_Exercise directions_. Omit any picture, and return the remaining data exactly as written.

_Stored rows_.
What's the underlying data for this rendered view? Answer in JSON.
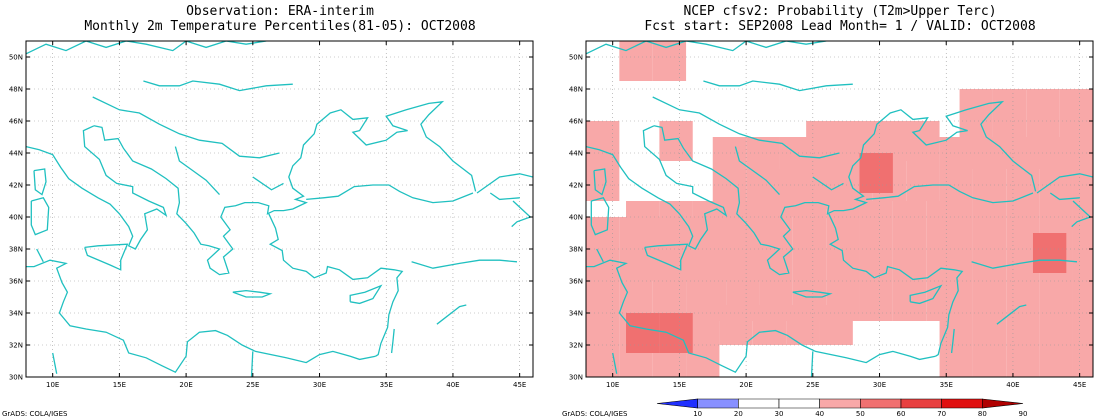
{
  "panels": [
    {
      "title_line1": "Observation: ERA-interim",
      "title_line2": "Monthly 2m Temperature Percentiles(81-05): OCT2008",
      "footer": "GrADS: COLA/IGES"
    },
    {
      "title_line1": "NCEP cfsv2: Probability (T2m>Upper Terc)",
      "title_line2": "Fcst start: SEP2008  Lead Month= 1 / VALID: OCT2008",
      "footer": "GrADS: COLA/IGES"
    }
  ],
  "map": {
    "lon_range": [
      8,
      46
    ],
    "lat_range": [
      30,
      51
    ],
    "lon_ticks": [
      "10E",
      "15E",
      "20E",
      "25E",
      "30E",
      "35E",
      "40E",
      "45E"
    ],
    "lat_ticks": [
      "30N",
      "32N",
      "34N",
      "36N",
      "38N",
      "40N",
      "42N",
      "44N",
      "46N",
      "48N",
      "50N"
    ],
    "coast_color": "#20c0c0"
  },
  "colorbar": {
    "labels": [
      "10",
      "20",
      "30",
      "40",
      "50",
      "60",
      "70",
      "80",
      "90"
    ],
    "colors": [
      "#2030ff",
      "#8890ff",
      "#ffffff",
      "#ffffff",
      "#f8a8a8",
      "#f07070",
      "#e84040",
      "#e01010",
      "#b00000"
    ]
  }
}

_Complete answer_.
What's the underlying data for this rendered view? Answer in JSON.
{
  "panels": [
    {
      "title_line1": "Observation: ERA-interim",
      "title_line2": "Monthly 2m Temperature Percentiles(81-05): OCT2008",
      "footer": "GrADS: COLA/IGES"
    },
    {
      "title_line1": "NCEP cfsv2: Probability (T2m>Upper Terc)",
      "title_line2": "Fcst start: SEP2008  Lead Month= 1 / VALID: OCT2008",
      "footer": "GrADS: COLA/IGES"
    }
  ],
  "map": {
    "lon_range": [
      8,
      46
    ],
    "lat_range": [
      30,
      51
    ],
    "lon_ticks": [
      "10E",
      "15E",
      "20E",
      "25E",
      "30E",
      "35E",
      "40E",
      "45E"
    ],
    "lat_ticks": [
      "30N",
      "32N",
      "34N",
      "36N",
      "38N",
      "40N",
      "42N",
      "44N",
      "46N",
      "48N",
      "50N"
    ],
    "coast_color": "#20c0c0"
  },
  "colorbar": {
    "labels": [
      "10",
      "20",
      "30",
      "40",
      "50",
      "60",
      "70",
      "80",
      "90"
    ],
    "colors": [
      "#2030ff",
      "#8890ff",
      "#ffffff",
      "#ffffff",
      "#f8a8a8",
      "#f07070",
      "#e84040",
      "#e01010",
      "#b00000"
    ]
  }
}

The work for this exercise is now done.